_Extracted entries:_
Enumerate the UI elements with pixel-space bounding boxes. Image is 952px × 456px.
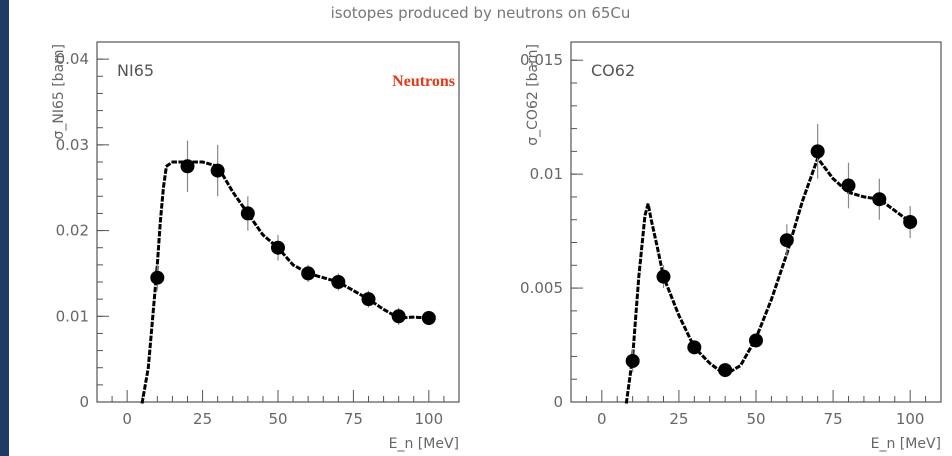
panel-2-x-tick-label: 75	[824, 410, 843, 428]
panel-1-x-axis-label: E_n [MeV]	[389, 436, 459, 452]
panel-1-x-tick-label: 50	[268, 410, 287, 428]
panel-1-data-point	[150, 270, 165, 285]
panel-2-data-point	[841, 178, 856, 193]
panel-2-x-axis-label: E_n [MeV]	[871, 436, 941, 452]
panel-1-y-tick-label: 0	[79, 393, 89, 411]
panel-1-x-tick-label: 25	[193, 410, 212, 428]
panel-2-data-point	[656, 269, 671, 284]
panel-1-data-point	[301, 266, 316, 281]
panel-1-data-point	[271, 240, 285, 255]
panel-2-data-point	[749, 333, 763, 348]
panel-1-x-tick-label: 75	[344, 410, 363, 428]
panel-1-y-axis-label: σ_NI65 [barn]	[51, 44, 67, 140]
panel-1-annotation: Neutrons	[392, 73, 455, 90]
panel-2-x-tick-label: 50	[746, 410, 765, 428]
panel-1-data-point	[180, 159, 195, 174]
panel-1-isotope-label: NI65	[117, 61, 154, 80]
panel-2-data-point	[718, 363, 733, 378]
panel-2-data-point	[687, 340, 702, 355]
panel-1-y-tick-label: 0.04	[56, 50, 89, 68]
panel-2-y-tick-label: 0.005	[520, 279, 563, 297]
panel-2-data-point	[625, 353, 640, 368]
panel-1-y-tick-label: 0.01	[56, 307, 89, 325]
panel-1-x-tick-label: 100	[415, 410, 444, 428]
panel-2-y-axis-label: σ_CO62 [barn]	[525, 44, 541, 146]
panel-2-x-tick-label: 0	[597, 410, 607, 428]
panel-2-y-tick-label: 0.015	[520, 51, 563, 69]
panel-2-data-point	[810, 144, 825, 159]
panel-1-y-tick-label: 0.03	[56, 136, 89, 154]
panel-1-data-point	[210, 163, 225, 178]
panel-2-data-point	[903, 215, 918, 229]
panel-2-y-tick-label: 0.01	[530, 165, 563, 183]
panel-2-x-tick-label: 25	[669, 410, 688, 428]
panel-1-data-point	[331, 275, 346, 289]
panel-1-y-tick-label: 0.02	[56, 222, 89, 240]
plots-canvas: 0 25 50 75 100 0 0.01 0.02 0.03 0.04 E_n [MeV] σ_NI…	[51, 41, 942, 452]
panel-2-calculated-curve	[624, 155, 913, 404]
panel-1-data-point	[421, 311, 436, 325]
panel-2-y-tick-label: 0	[553, 393, 563, 411]
panel-2-data-point	[779, 233, 794, 248]
panel-1-data-point	[240, 206, 255, 221]
panel-2-isotope-label: CO62	[591, 61, 635, 80]
figure-title: isotopes produced by neutrons on 65Cu	[330, 4, 631, 22]
panel-1-x-tick-label: 0	[122, 410, 132, 428]
figure-frame: isotopes produced by neutrons on 65Cu 0 2…	[9, 0, 952, 456]
panel-1-data-point	[391, 309, 406, 324]
panel-1-calculated-curve	[140, 160, 431, 404]
panel-2-frame	[570, 41, 942, 403]
panel-1-data-point	[361, 292, 376, 307]
panel-2-data-point	[872, 192, 887, 207]
panel-2-x-tick-label: 100	[896, 410, 925, 428]
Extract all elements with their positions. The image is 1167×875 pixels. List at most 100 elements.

_Given task:_
Please output every line of the material above as a numbered list, leaving out blank lines and the pictures.

_Answer to this task:_
1. Enumerate the UI elements with pixel-space bounding boxes. Image is 952px × 456px.
2. panel-2-x-tick-label: 75	[824, 410, 843, 428]
3. panel-1-x-axis-label: E_n [MeV]	[389, 436, 459, 452]
4. panel-1-x-tick-label: 50	[268, 410, 287, 428]
5. panel-1-data-point	[150, 270, 165, 285]
6. panel-2-data-point	[841, 178, 856, 193]
7. panel-2-x-axis-label: E_n [MeV]	[871, 436, 941, 452]
8. panel-1-y-tick-label: 0	[79, 393, 89, 411]
9. panel-1-x-tick-label: 25	[193, 410, 212, 428]
10. panel-2-data-point	[656, 269, 671, 284]
11. panel-1-data-point	[301, 266, 316, 281]
12. panel-1-data-point	[271, 240, 285, 255]
13. panel-2-data-point	[749, 333, 763, 348]
14. panel-1-x-tick-label: 75	[344, 410, 363, 428]
15. panel-1-y-axis-label: σ_NI65 [barn]	[51, 44, 67, 140]
16. panel-1-annotation: Neutrons	[392, 73, 455, 90]
17. panel-2-x-tick-label: 50	[746, 410, 765, 428]
18. panel-1-data-point	[180, 159, 195, 174]
19. panel-1-isotope-label: NI65	[117, 61, 154, 80]
20. panel-2-data-point	[718, 363, 733, 378]
21. panel-2-data-point	[687, 340, 702, 355]
22. panel-1-y-tick-label: 0.04	[56, 50, 89, 68]
23. panel-2-y-tick-label: 0.005	[520, 279, 563, 297]
24. panel-2-data-point	[625, 353, 640, 368]
25. panel-1-y-tick-label: 0.01	[56, 307, 89, 325]
26. panel-1-x-tick-label: 100	[415, 410, 444, 428]
27. panel-2-y-axis-label: σ_CO62 [barn]	[525, 44, 541, 146]
28. panel-2-x-tick-label: 0	[597, 410, 607, 428]
29. panel-2-y-tick-label: 0.015	[520, 51, 563, 69]
30. panel-2-data-point	[810, 144, 825, 159]
31. panel-1-y-tick-label: 0.03	[56, 136, 89, 154]
32. panel-1-data-point	[210, 163, 225, 178]
33. panel-2-data-point	[903, 215, 918, 229]
34. panel-2-y-tick-label: 0.01	[530, 165, 563, 183]
35. panel-2-x-tick-label: 25	[669, 410, 688, 428]
36. panel-1-data-point	[331, 275, 346, 289]
37. panel-1-y-tick-label: 0.02	[56, 222, 89, 240]
38. plots-canvas: 0 25 50 75 100 0 0.01 0.02 0.03 0.04 E_n [MeV] σ_NI…	[51, 41, 942, 452]
39. panel-2-calculated-curve	[624, 155, 913, 404]
40. panel-1-data-point	[421, 311, 436, 325]
41. panel-2-y-tick-label: 0	[553, 393, 563, 411]
42. panel-2-data-point	[779, 233, 794, 248]
43. panel-1-data-point	[240, 206, 255, 221]
44. panel-2-isotope-label: CO62	[591, 61, 635, 80]
45. figure-title: isotopes produced by neutrons on 65Cu	[330, 4, 631, 22]
46. panel-1-x-tick-label: 0	[122, 410, 132, 428]
47. figure-frame: isotopes produced by neutrons on 65Cu 0 2…	[9, 0, 952, 456]
48. panel-1-data-point	[391, 309, 406, 324]
49. panel-1-calculated-curve	[140, 160, 431, 404]
50. panel-2-frame	[570, 41, 942, 403]
51. panel-1-data-point	[361, 292, 376, 307]
52. panel-2-data-point	[872, 192, 887, 207]
53. panel-2-x-tick-label: 100	[896, 410, 925, 428]
54. Extract all elements with their positions. The image is 1167×875 pixels. List at most 100 elements.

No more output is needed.